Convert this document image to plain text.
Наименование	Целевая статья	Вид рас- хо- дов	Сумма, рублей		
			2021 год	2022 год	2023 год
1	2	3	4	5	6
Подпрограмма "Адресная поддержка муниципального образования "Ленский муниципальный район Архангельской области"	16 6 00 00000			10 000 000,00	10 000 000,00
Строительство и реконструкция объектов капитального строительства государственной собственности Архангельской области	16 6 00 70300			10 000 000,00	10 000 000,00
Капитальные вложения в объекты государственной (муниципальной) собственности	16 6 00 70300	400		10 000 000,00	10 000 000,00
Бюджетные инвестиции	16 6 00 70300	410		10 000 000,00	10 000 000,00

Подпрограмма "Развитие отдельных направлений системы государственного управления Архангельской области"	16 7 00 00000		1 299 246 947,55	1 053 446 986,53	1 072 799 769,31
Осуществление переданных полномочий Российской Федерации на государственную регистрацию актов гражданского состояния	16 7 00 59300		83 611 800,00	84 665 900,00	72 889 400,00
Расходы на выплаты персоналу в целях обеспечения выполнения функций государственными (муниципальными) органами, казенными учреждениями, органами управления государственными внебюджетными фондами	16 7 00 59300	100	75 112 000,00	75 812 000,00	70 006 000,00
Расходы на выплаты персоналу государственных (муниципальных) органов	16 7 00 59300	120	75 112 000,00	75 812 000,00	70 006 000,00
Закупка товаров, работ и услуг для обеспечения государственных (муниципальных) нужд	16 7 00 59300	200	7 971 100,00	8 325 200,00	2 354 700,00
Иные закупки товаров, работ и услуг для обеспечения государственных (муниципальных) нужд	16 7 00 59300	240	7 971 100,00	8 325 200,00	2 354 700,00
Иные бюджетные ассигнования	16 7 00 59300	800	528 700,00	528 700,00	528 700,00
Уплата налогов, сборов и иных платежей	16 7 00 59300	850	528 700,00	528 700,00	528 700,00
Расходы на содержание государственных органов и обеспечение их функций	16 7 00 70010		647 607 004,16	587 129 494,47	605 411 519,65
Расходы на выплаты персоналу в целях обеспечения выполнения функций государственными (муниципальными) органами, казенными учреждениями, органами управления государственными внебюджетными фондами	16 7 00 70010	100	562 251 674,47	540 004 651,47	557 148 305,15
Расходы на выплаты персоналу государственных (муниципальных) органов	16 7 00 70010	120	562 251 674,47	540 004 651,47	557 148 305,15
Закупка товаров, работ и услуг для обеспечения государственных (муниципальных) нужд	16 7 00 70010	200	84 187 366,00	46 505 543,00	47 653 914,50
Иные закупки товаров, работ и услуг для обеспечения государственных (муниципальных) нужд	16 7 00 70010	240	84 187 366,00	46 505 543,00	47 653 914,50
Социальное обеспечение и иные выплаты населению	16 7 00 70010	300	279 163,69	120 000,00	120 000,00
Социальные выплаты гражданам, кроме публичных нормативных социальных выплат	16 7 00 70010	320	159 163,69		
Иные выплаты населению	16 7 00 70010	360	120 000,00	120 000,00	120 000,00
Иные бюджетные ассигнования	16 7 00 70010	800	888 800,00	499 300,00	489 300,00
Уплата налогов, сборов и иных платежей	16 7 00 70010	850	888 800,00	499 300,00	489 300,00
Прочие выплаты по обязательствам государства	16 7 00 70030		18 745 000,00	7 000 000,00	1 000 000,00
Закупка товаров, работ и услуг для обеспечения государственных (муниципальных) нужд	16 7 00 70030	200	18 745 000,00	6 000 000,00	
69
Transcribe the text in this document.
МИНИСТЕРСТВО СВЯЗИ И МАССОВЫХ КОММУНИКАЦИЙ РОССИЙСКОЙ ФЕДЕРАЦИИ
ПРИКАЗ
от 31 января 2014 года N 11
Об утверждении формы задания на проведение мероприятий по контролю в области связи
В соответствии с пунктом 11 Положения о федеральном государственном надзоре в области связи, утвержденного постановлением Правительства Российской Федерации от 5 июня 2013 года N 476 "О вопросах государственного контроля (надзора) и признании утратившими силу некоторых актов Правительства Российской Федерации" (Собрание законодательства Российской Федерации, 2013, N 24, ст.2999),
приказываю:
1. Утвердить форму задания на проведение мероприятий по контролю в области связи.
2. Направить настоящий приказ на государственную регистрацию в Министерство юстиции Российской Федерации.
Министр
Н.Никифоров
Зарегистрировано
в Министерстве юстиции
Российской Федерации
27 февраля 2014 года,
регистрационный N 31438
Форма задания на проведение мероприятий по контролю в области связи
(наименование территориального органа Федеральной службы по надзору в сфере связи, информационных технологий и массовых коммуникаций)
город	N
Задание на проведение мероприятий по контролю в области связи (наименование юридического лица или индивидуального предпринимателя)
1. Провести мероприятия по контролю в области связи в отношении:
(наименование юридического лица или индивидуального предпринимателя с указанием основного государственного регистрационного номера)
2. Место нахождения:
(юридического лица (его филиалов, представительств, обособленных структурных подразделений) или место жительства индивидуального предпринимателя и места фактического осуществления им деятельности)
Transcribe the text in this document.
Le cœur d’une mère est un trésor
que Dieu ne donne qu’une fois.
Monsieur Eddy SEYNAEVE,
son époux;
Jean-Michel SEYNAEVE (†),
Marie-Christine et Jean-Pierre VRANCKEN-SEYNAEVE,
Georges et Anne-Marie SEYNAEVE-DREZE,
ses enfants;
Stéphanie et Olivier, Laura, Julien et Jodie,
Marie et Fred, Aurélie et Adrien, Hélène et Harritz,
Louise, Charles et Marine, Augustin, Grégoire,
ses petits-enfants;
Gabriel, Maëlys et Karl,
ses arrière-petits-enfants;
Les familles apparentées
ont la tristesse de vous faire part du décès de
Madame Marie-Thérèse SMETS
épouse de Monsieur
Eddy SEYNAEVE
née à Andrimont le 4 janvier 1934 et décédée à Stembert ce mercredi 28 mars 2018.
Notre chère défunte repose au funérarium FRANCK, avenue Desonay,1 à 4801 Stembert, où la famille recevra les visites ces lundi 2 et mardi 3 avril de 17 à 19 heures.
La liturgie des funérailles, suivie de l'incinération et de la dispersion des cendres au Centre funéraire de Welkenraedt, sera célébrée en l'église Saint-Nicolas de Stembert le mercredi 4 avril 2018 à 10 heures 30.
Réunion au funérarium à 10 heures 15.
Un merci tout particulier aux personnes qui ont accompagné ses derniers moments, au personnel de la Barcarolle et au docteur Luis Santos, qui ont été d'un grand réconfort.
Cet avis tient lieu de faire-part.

....

### What the task asks
Take the listing above and set it down exactly.

### Solution
Convert this document image to plain text.
Наименование	Целевая статья	Вид рас- хо- дов	Сумма, рублей		
			2021 год	2022 год	2023 год
1	2	3	4	5	6
Подпрограмма "Адресная поддержка муниципального образования "Ленский муниципальный район Архангельской области"	16 6 00 00000			10 000 000,00	10 000 000,00
Строительство и реконструкция объектов капитального строительства государственной собственности Архангельской области	16 6 00 70300			10 000 000,00	10 000 000,00
Капитальные вложения в объекты государственной (муниципальной) собственности	16 6 00 70300	400		10 000 000,00	10 000 000,00
Бюджетные инвестиции	16 6 00 70300	410		10 000 000,00	10 000 000,00

Подпрограмма "Развитие отдельных направлений системы государственного управления Архангельской области"	16 7 00 00000		1 299 246 947,55	1 053 446 986,53	1 072 799 769,31
Осуществление переданных полномочий Российской Федерации на государственную регистрацию актов гражданского состояния	16 7 00 59300		83 611 800,00	84 665 900,00	72 889 400,00
Расходы на выплаты персоналу в целях обеспечения выполнения функций государственными (муниципальными) органами, казенными учреждениями, органами управления государственными внебюджетными фондами	16 7 00 59300	100	75 112 000,00	75 812 000,00	70 006 000,00
Расходы на выплаты персоналу государственных (муниципальных) органов	16 7 00 59300	120	75 112 000,00	75 812 000,00	70 006 000,00
Закупка товаров, работ и услуг для обеспечения государственных (муниципальных) нужд	16 7 00 59300	200	7 971 100,00	8 325 200,00	2 354 700,00
Иные закупки товаров, работ и услуг для обеспечения государственных (муниципальных) нужд	16 7 00 59300	240	7 971 100,00	8 325 200,00	2 354 700,00
Иные бюджетные ассигнования	16 7 00 59300	800	528 700,00	528 700,00	528 700,00
Уплата налогов, сборов и иных платежей	16 7 00 59300	850	528 700,00	528 700,00	528 700,00
Расходы на содержание государственных органов и обеспечение их функций	16 7 00 70010		647 607 004,16	587 129 494,47	605 411 519,65
Расходы на выплаты персоналу в целях обеспечения выполнения функций государственными (муниципальными) органами, казенными учреждениями, органами управления государственными внебюджетными фондами	16 7 00 70010	100	562 251 674,47	540 004 651,47	557 148 305,15
Расходы на выплаты персоналу государственных (муниципальных) органов	16 7 00 70010	120	562 251 674,47	540 004 651,47	557 148 305,15
Закупка товаров, работ и услуг для обеспечения государственных (муниципальных) нужд	16 7 00 70010	200	84 187 366,00	46 505 543,00	47 653 914,50
Иные закупки товаров, работ и услуг для обеспечения государственных (муниципальных) нужд	16 7 00 70010	240	84 187 366,00	46 505 543,00	47 653 914,50
Социальное обеспечение и иные выплаты населению	16 7 00 70010	300	279 163,69	120 000,00	120 000,00
Социальные выплаты гражданам, кроме публичных нормативных социальных выплат	16 7 00 70010	320	159 163,69		
Иные выплаты населению	16 7 00 70010	360	120 000,00	120 000,00	120 000,00
Иные бюджетные ассигнования	16 7 00 70010	800	888 800,00	499 300,00	489 300,00
Уплата налогов, сборов и иных платежей	16 7 00 70010	850	888 800,00	499 300,00	489 300,00
Прочие выплаты по обязательствам государства	16 7 00 70030		18 745 000,00	7 000 000,00	1 000 000,00
Закупка товаров, работ и услуг для обеспечения государственных (муниципальных) нужд	16 7 00 70030	200	18 745 000,00	6 000 000,00	
69
Transcribe the text in this document.
МИНИСТЕРСТВО СВЯЗИ И МАССОВЫХ КОММУНИКАЦИЙ РОССИЙСКОЙ ФЕДЕРАЦИИ
ПРИКАЗ
от 31 января 2014 года N 11
Об утверждении формы задания на проведение мероприятий по контролю в области связи
В соответствии с пунктом 11 Положения о федеральном государственном надзоре в области связи, утвержденного постановлением Правительства Российской Федерации от 5 июня 2013 года N 476 "О вопросах государственного контроля (надзора) и признании утратившими силу некоторых актов Правительства Российской Федерации" (Собрание законодательства Российской Федерации, 2013, N 24, ст.2999),
приказываю:
1. Утвердить форму задания на проведение мероприятий по контролю в области связи.
2. Направить настоящий приказ на государственную регистрацию в Министерство юстиции Российской Федерации.
Министр
Н.Никифоров
Зарегистрировано
в Министерстве юстиции
Российской Федерации
27 февраля 2014 года,
регистрационный N 31438
Форма задания на проведение мероприятий по контролю в области связи
(наименование территориального органа Федеральной службы по надзору в сфере связи, информационных технологий и массовых коммуникаций)
город	N
Задание на проведение мероприятий по контролю в области связи (наименование юридического лица или индивидуального предпринимателя)
1. Провести мероприятия по контролю в области связи в отношении:
(наименование юридического лица или индивидуального предпринимателя с указанием основного государственного регистрационного номера)
2. Место нахождения:
(юридического лица (его филиалов, представительств, обособленных структурных подразделений) или место жительства индивидуального предпринимателя и места фактического осуществления им деятельности)
Transcribe the text in this document.
Le cœur d’une mère est un trésor
que Dieu ne donne qu’une fois.
Monsieur Eddy SEYNAEVE,
son époux;
Jean-Michel SEYNAEVE (†),
Marie-Christine et Jean-Pierre VRANCKEN-SEYNAEVE,
Georges et Anne-Marie SEYNAEVE-DREZE,
ses enfants;
Stéphanie et Olivier, Laura, Julien et Jodie,
Marie et Fred, Aurélie et Adrien, Hélène et Harritz,
Louise, Charles et Marine, Augustin, Grégoire,
ses petits-enfants;
Gabriel, Maëlys et Karl,
ses arrière-petits-enfants;
Les familles apparentées
ont la tristesse de vous faire part du décès de
Madame Marie-Thérèse SMETS
épouse de Monsieur
Eddy SEYNAEVE
née à Andrimont le 4 janvier 1934 et décédée à Stembert ce mercredi 28 mars 2018.
Notre chère défunte repose au funérarium FRANCK, avenue Desonay,1 à 4801 Stembert, où la famille recevra les visites ces lundi 2 et mardi 3 avril de 17 à 19 heures.
La liturgie des funérailles, suivie de l'incinération et de la dispersion des cendres au Centre funéraire de Welkenraedt, sera célébrée en l'église Saint-Nicolas de Stembert le mercredi 4 avril 2018 à 10 heures 30.
Réunion au funérarium à 10 heures 15.
Un merci tout particulier aux personnes qui ont accompagné ses derniers moments, au personnel de la Barcarolle et au docteur Luis Santos, qui ont été d'un grand réconfort.
Cet avis tient lieu de faire-part.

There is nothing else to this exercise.